Collected data entries
━━━━

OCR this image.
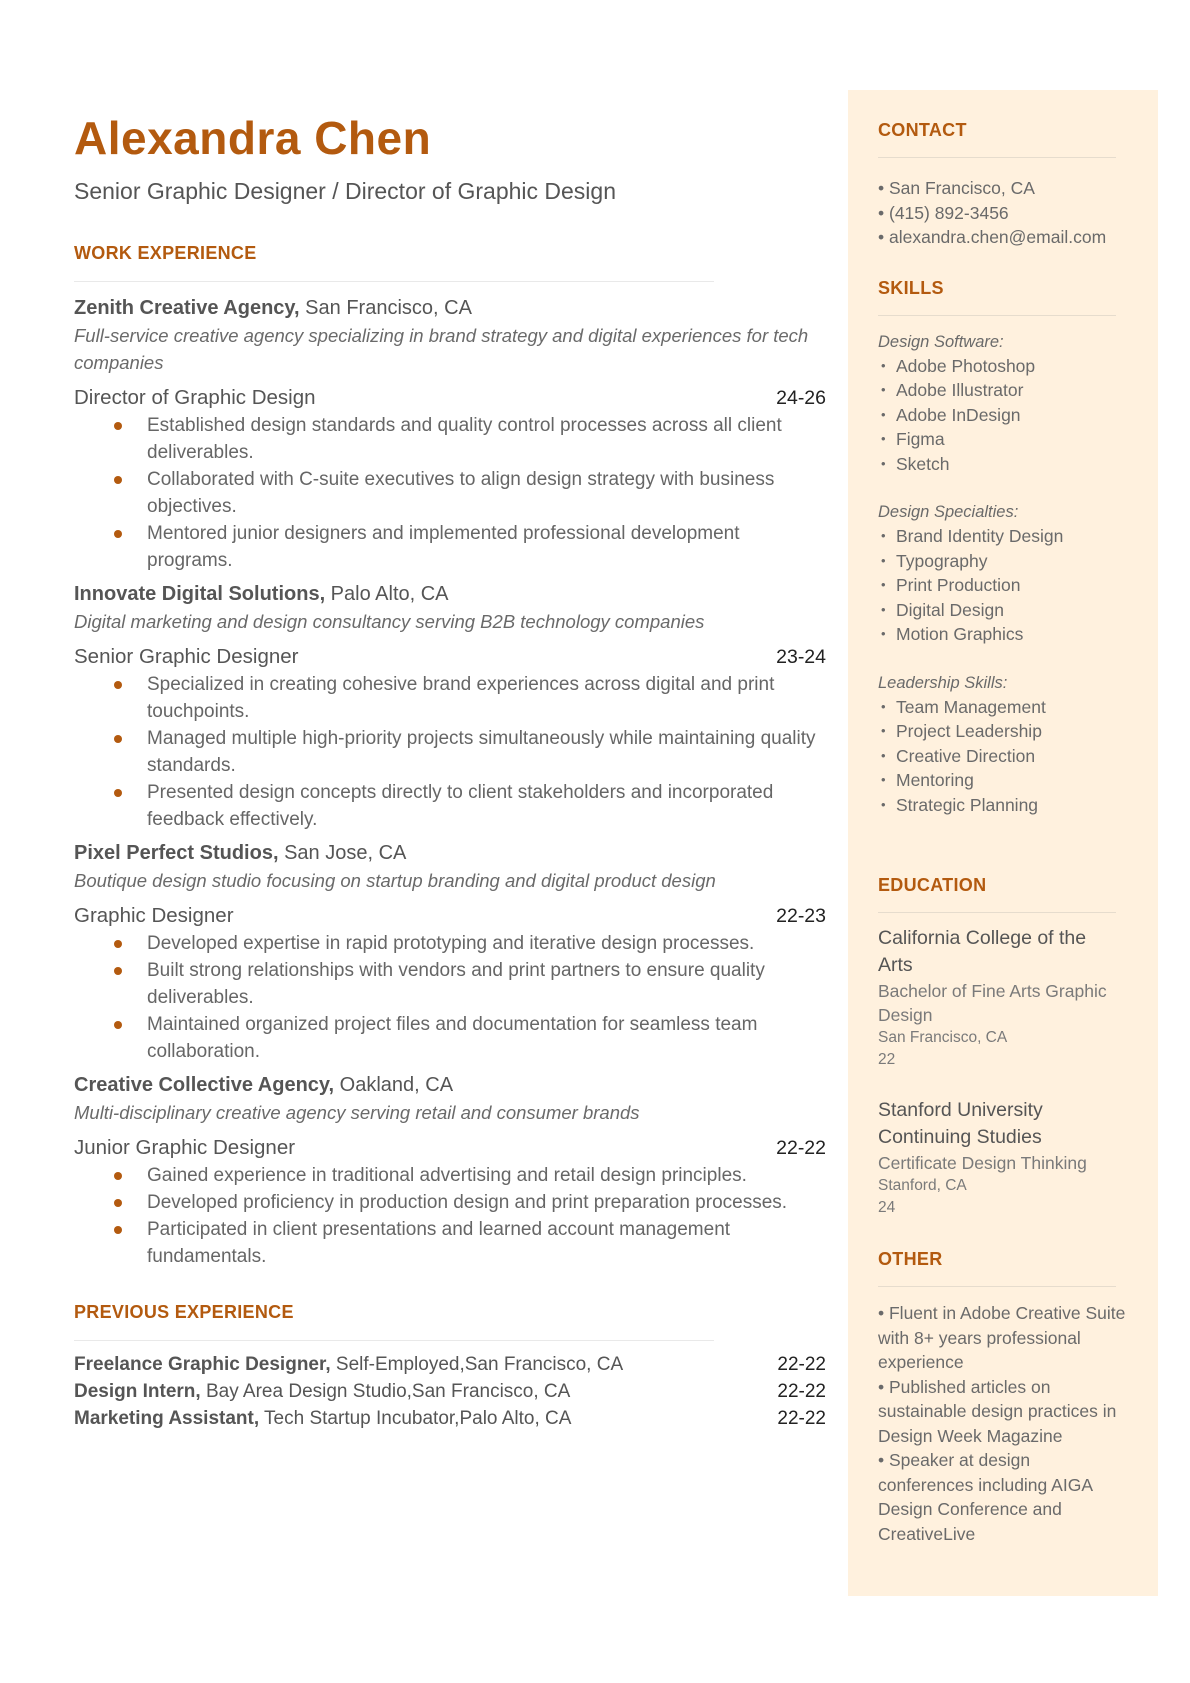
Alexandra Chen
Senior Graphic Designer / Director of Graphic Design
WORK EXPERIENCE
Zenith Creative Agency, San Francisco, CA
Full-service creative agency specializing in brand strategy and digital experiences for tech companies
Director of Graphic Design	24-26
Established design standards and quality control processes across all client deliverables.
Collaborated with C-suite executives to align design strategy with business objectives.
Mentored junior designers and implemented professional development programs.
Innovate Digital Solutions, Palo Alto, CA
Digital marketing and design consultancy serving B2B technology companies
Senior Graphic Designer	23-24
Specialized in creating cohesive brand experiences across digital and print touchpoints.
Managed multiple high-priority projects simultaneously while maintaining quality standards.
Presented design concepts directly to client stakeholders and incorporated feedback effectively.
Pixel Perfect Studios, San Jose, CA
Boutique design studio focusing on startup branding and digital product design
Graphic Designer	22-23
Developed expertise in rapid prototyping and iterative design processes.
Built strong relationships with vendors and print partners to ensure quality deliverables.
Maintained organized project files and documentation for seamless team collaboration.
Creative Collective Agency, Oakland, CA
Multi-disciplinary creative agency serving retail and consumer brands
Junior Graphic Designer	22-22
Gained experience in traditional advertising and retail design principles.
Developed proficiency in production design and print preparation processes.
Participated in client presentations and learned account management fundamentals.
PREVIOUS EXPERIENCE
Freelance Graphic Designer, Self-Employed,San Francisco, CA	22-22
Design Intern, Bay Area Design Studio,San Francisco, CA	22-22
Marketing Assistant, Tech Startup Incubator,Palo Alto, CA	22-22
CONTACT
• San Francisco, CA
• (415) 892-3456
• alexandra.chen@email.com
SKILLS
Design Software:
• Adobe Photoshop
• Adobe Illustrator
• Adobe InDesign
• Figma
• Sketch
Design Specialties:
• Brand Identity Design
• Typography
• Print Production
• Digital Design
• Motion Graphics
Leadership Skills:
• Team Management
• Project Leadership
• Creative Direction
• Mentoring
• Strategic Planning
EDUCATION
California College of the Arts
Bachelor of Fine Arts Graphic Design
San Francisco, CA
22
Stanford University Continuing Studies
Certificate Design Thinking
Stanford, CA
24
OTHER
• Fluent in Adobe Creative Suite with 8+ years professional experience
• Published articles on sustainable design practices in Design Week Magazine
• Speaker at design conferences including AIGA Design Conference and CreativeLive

━━━━

Required work
Locate the word "serving" in the data above. Copy every line carrying it.

Expected output
Digital marketing and design consultancy serving B2B technology companies
Multi-disciplinary creative agency serving retail and consumer brands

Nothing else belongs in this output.